*** Material

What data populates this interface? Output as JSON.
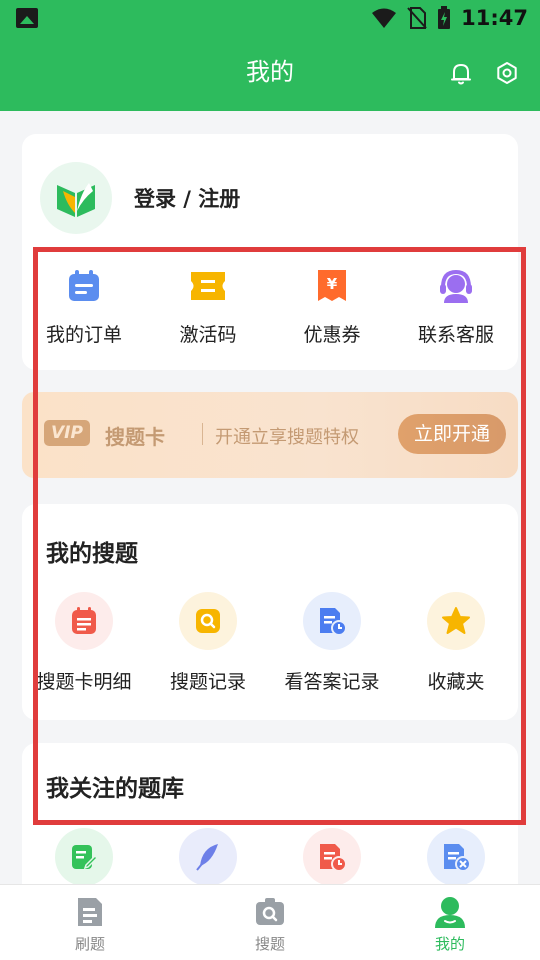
{
  "status_bar": {
    "time": "11:47"
  },
  "header": {
    "title": "我的"
  },
  "profile": {
    "login_label": "登录 / 注册"
  },
  "quick_actions": [
    {
      "label": "我的订单",
      "icon": "calendar-icon",
      "color": "#5b8def"
    },
    {
      "label": "激活码",
      "icon": "ticket-icon",
      "color": "#f7b500"
    },
    {
      "label": "优惠券",
      "icon": "coupon-yen-icon",
      "color": "#ff6b2c"
    },
    {
      "label": "联系客服",
      "icon": "headset-service-icon",
      "color": "#9b6ef0"
    }
  ],
  "vip_banner": {
    "badge": "VIP",
    "name": "搜题卡",
    "description": "开通立享搜题特权",
    "button": "立即开通"
  },
  "my_search": {
    "title": "我的搜题",
    "items": [
      {
        "label": "搜题卡明细",
        "icon": "calendar-list-icon",
        "color": "#f05a4a",
        "bg": "#fdeceb"
      },
      {
        "label": "搜题记录",
        "icon": "search-doc-icon",
        "color": "#f7b500",
        "bg": "#fdf3dd"
      },
      {
        "label": "看答案记录",
        "icon": "doc-clock-icon",
        "color": "#4c7df0",
        "bg": "#e7eefc"
      },
      {
        "label": "收藏夹",
        "icon": "star-icon",
        "color": "#f7b500",
        "bg": "#fdf3dd"
      }
    ]
  },
  "followed_banks": {
    "title": "我关注的题库",
    "items": [
      {
        "icon": "edit-note-icon",
        "color": "#34c25a",
        "bg": "#e5f7ea"
      },
      {
        "icon": "feather-icon",
        "color": "#6d7fe8",
        "bg": "#e9ecfb"
      },
      {
        "icon": "doc-clock-icon",
        "color": "#f05a4a",
        "bg": "#fdeceb"
      },
      {
        "icon": "doc-cancel-icon",
        "color": "#5b8def",
        "bg": "#e7eefc"
      }
    ]
  },
  "tabbar": [
    {
      "label": "刷题",
      "icon": "practice-doc-icon"
    },
    {
      "label": "搜题",
      "icon": "search-camera-icon"
    },
    {
      "label": "我的",
      "icon": "person-icon",
      "active": true
    }
  ],
  "colors": {
    "brand": "#2dbb5d",
    "highlight": "#e03c3c"
  }
}
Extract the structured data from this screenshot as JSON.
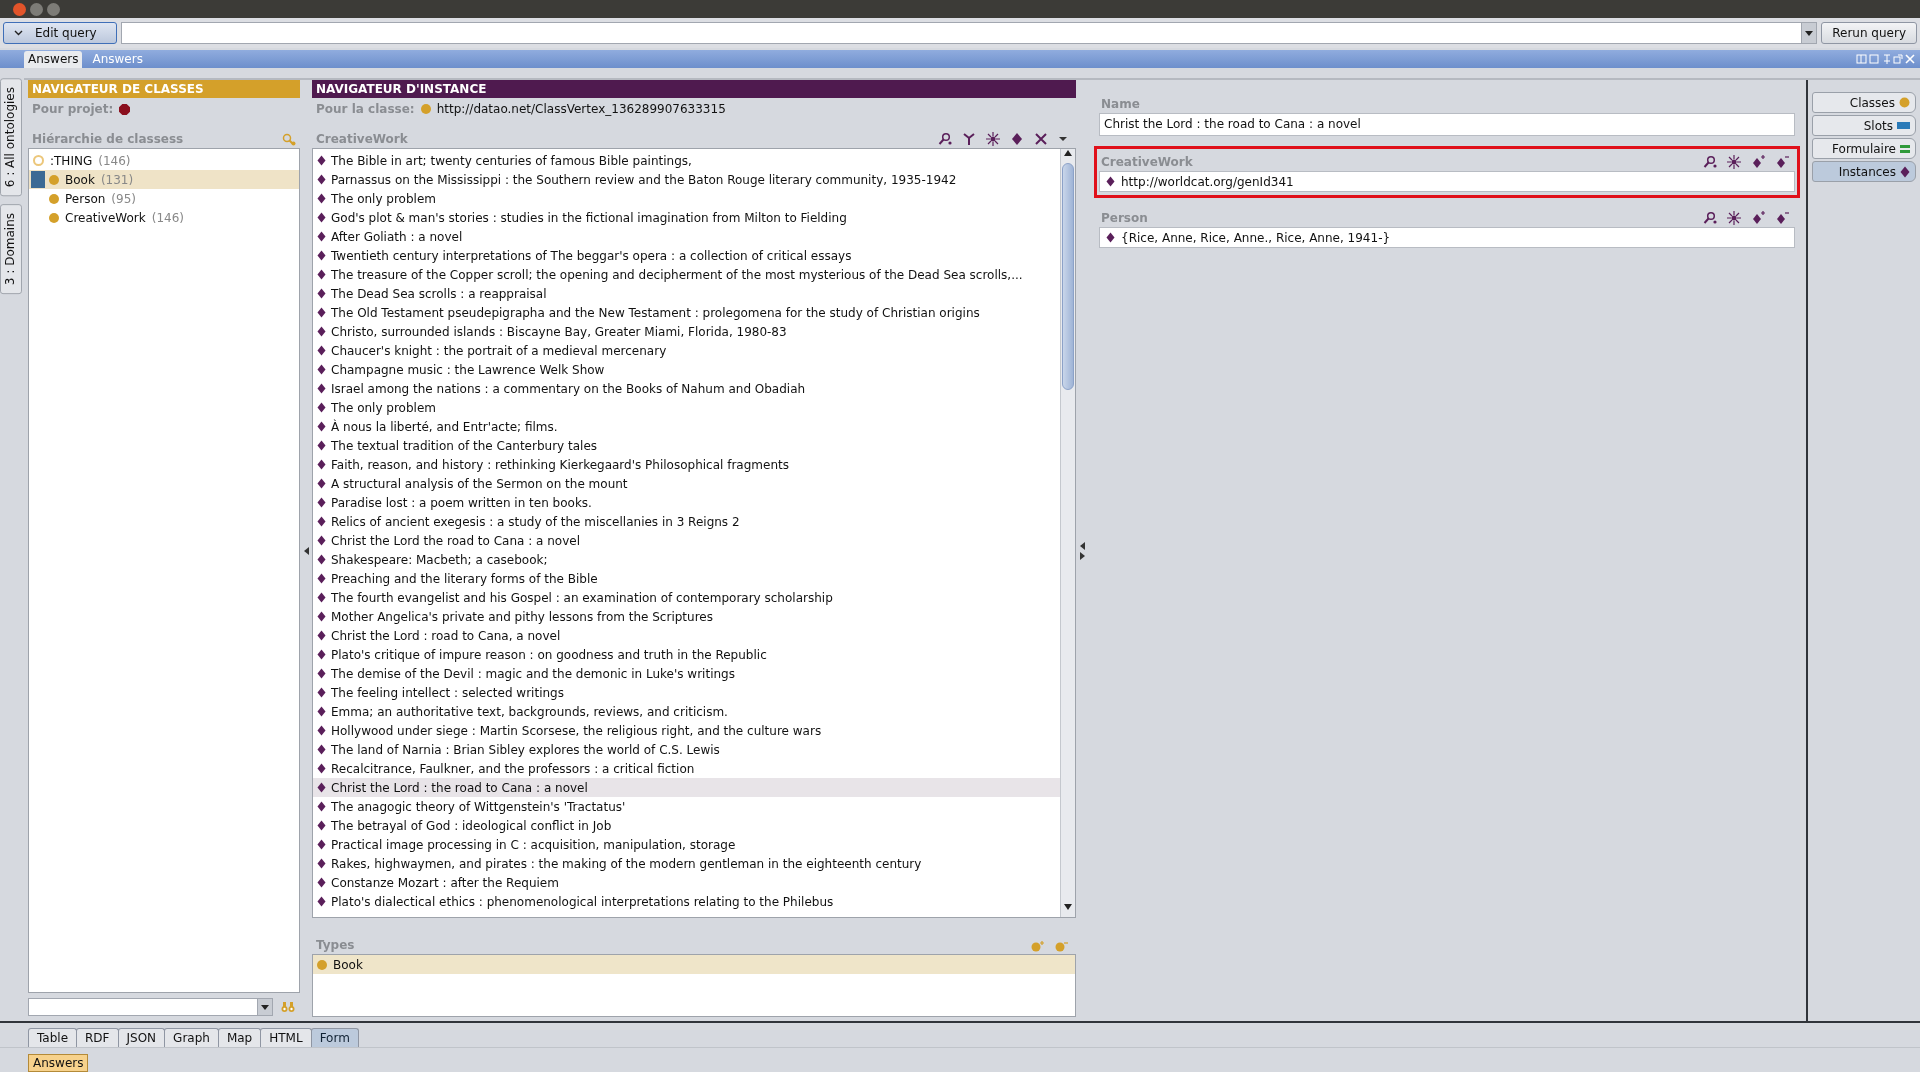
{
  "toolbar": {
    "edit_button": "Edit query",
    "rerun_button": "Rerun query"
  },
  "view_tabs": [
    {
      "label": "Answers",
      "selected": true
    },
    {
      "label": "Answers",
      "selected": false
    }
  ],
  "side_tabs": [
    {
      "label": "6 : All ontologies"
    },
    {
      "label": "3 : Domains"
    }
  ],
  "class_navigator": {
    "title": "NAVIGATEUR DE CLASSES",
    "project_label": "Pour projet:",
    "hierarchy_label": "Hiérarchie de classess",
    "tree": [
      {
        "label": ":THING",
        "count": "(146)",
        "selected": false,
        "children": [
          {
            "label": "Book",
            "count": "(131)",
            "selected": true
          },
          {
            "label": "Person",
            "count": "(95)",
            "selected": false
          },
          {
            "label": "CreativeWork",
            "count": "(146)",
            "selected": false
          }
        ]
      }
    ]
  },
  "instance_navigator": {
    "title": "NAVIGATEUR D'INSTANCE",
    "class_label": "Pour la classe:",
    "class_uri": "http://datao.net/ClassVertex_136289907633315",
    "list_title": "CreativeWork",
    "instances": [
      {
        "label": "The Bible in art; twenty centuries of famous Bible paintings,",
        "selected": false
      },
      {
        "label": "Parnassus on the Mississippi : the Southern review and the Baton Rouge literary community, 1935-1942",
        "selected": false
      },
      {
        "label": "The only problem",
        "selected": false
      },
      {
        "label": "God's plot & man's stories : studies in the fictional imagination from Milton to Fielding",
        "selected": false
      },
      {
        "label": "After Goliath : a novel",
        "selected": false
      },
      {
        "label": "Twentieth century interpretations of The beggar's opera : a collection of critical essays",
        "selected": false
      },
      {
        "label": "The treasure of the Copper scroll; the opening and decipherment of the most mysterious of the Dead Sea scrolls,...",
        "selected": false
      },
      {
        "label": "The Dead Sea scrolls : a reappraisal",
        "selected": false
      },
      {
        "label": "The Old Testament pseudepigrapha and the New Testament : prolegomena for the study of Christian origins",
        "selected": false
      },
      {
        "label": "Christo, surrounded islands : Biscayne Bay, Greater Miami, Florida, 1980-83",
        "selected": false
      },
      {
        "label": "Chaucer's knight : the portrait of a medieval mercenary",
        "selected": false
      },
      {
        "label": "Champagne music : the Lawrence Welk Show",
        "selected": false
      },
      {
        "label": "Israel among the nations : a commentary on the Books of Nahum and Obadiah",
        "selected": false
      },
      {
        "label": "The only problem",
        "selected": false
      },
      {
        "label": "À nous la liberté, and Entr'acte; films.",
        "selected": false
      },
      {
        "label": "The textual tradition of the Canterbury tales",
        "selected": false
      },
      {
        "label": "Faith, reason, and history : rethinking Kierkegaard's Philosophical fragments",
        "selected": false
      },
      {
        "label": "A structural analysis of the Sermon on the mount",
        "selected": false
      },
      {
        "label": "Paradise lost : a poem written in ten books.",
        "selected": false
      },
      {
        "label": "Relics of ancient exegesis : a study of the miscellanies in 3 Reigns 2",
        "selected": false
      },
      {
        "label": "Christ the Lord the road to Cana : a novel",
        "selected": false
      },
      {
        "label": "Shakespeare: Macbeth; a casebook;",
        "selected": false
      },
      {
        "label": "Preaching and the literary forms of the Bible",
        "selected": false
      },
      {
        "label": "The fourth evangelist and his Gospel : an examination of contemporary scholarship",
        "selected": false
      },
      {
        "label": "Mother Angelica's private and pithy lessons from the Scriptures",
        "selected": false
      },
      {
        "label": "Christ the Lord : road to Cana, a novel",
        "selected": false
      },
      {
        "label": "Plato's critique of impure reason : on goodness and truth in the Republic",
        "selected": false
      },
      {
        "label": "The demise of the Devil : magic and the demonic in Luke's writings",
        "selected": false
      },
      {
        "label": "The feeling intellect : selected writings",
        "selected": false
      },
      {
        "label": "Emma; an authoritative text, backgrounds, reviews, and criticism.",
        "selected": false
      },
      {
        "label": "Hollywood under siege : Martin Scorsese, the religious right, and the culture wars",
        "selected": false
      },
      {
        "label": "The land of Narnia : Brian Sibley explores the world of C.S. Lewis",
        "selected": false
      },
      {
        "label": "Recalcitrance, Faulkner, and the professors : a critical fiction",
        "selected": false
      },
      {
        "label": "Christ the Lord : the road to Cana : a novel",
        "selected": true
      },
      {
        "label": "The anagogic theory of Wittgenstein's 'Tractatus'",
        "selected": false
      },
      {
        "label": "The betrayal of God : ideological conflict in Job",
        "selected": false
      },
      {
        "label": "Practical image processing in C : acquisition, manipulation, storage",
        "selected": false
      },
      {
        "label": "Rakes, highwaymen, and pirates : the making of the modern gentleman in the eighteenth century",
        "selected": false
      },
      {
        "label": "Constanze Mozart : after the Requiem",
        "selected": false
      },
      {
        "label": "Plato's dialectical ethics : phenomenological interpretations relating to the Philebus",
        "selected": false
      }
    ],
    "types_label": "Types",
    "types": [
      {
        "label": "Book",
        "selected": true
      }
    ]
  },
  "form": {
    "fields": [
      {
        "label": "Name",
        "kind": "text",
        "value": "Christ the Lord : the road to Cana : a novel",
        "highlighted": false
      },
      {
        "label": "CreativeWork",
        "kind": "instances",
        "values": [
          "http://worldcat.org/genId341"
        ],
        "highlighted": true
      },
      {
        "label": "Person",
        "kind": "instances",
        "values": [
          "{Rice, Anne, Rice, Anne., Rice, Anne, 1941-}"
        ],
        "highlighted": false
      }
    ]
  },
  "right_tabs": [
    {
      "label": "Classes",
      "selected": false
    },
    {
      "label": "Slots",
      "selected": false
    },
    {
      "label": "Formulaire",
      "selected": false
    },
    {
      "label": "Instances",
      "selected": true
    }
  ],
  "bottom_tabs": [
    {
      "label": "Table",
      "selected": false
    },
    {
      "label": "RDF",
      "selected": false
    },
    {
      "label": "JSON",
      "selected": false
    },
    {
      "label": "Graph",
      "selected": false
    },
    {
      "label": "Map",
      "selected": false
    },
    {
      "label": "HTML",
      "selected": false
    },
    {
      "label": "Form",
      "selected": true
    }
  ],
  "status_tab": "Answers"
}
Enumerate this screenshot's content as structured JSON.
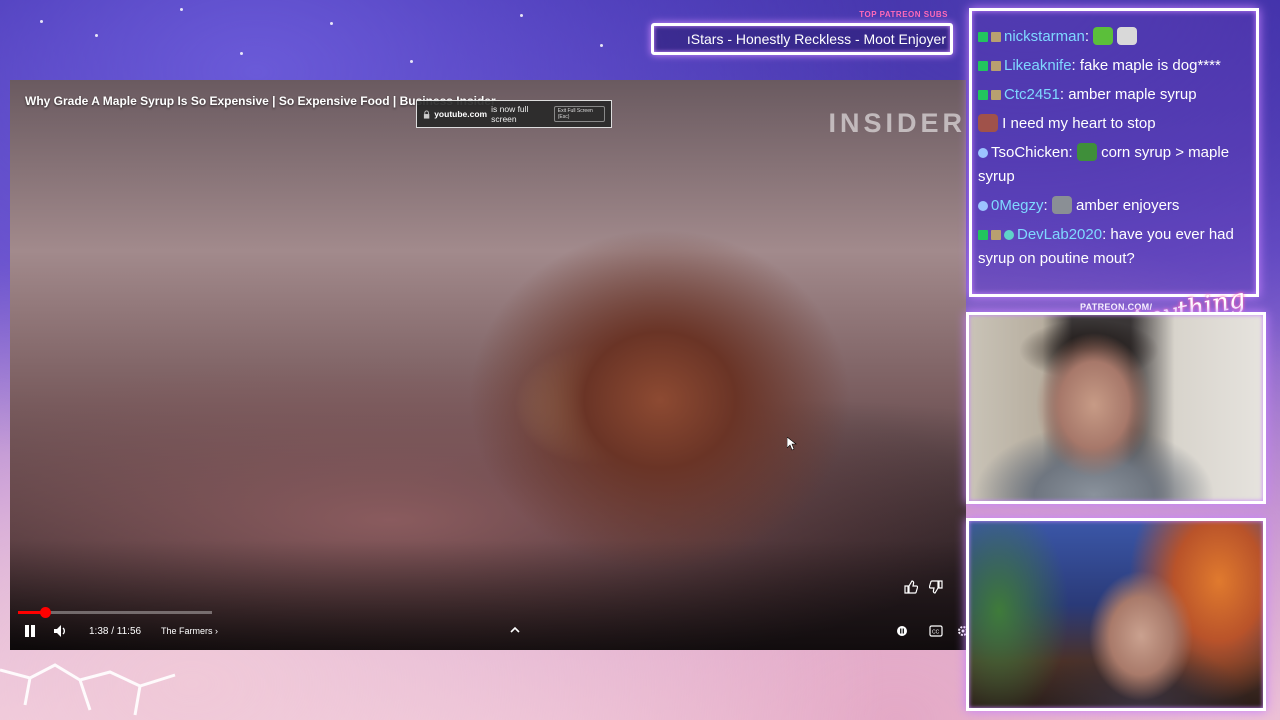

******

From the data above, copy each line that has the string "Pour".

    "project_label": "Pour projet:",
    "class_label": "Pour la classe:",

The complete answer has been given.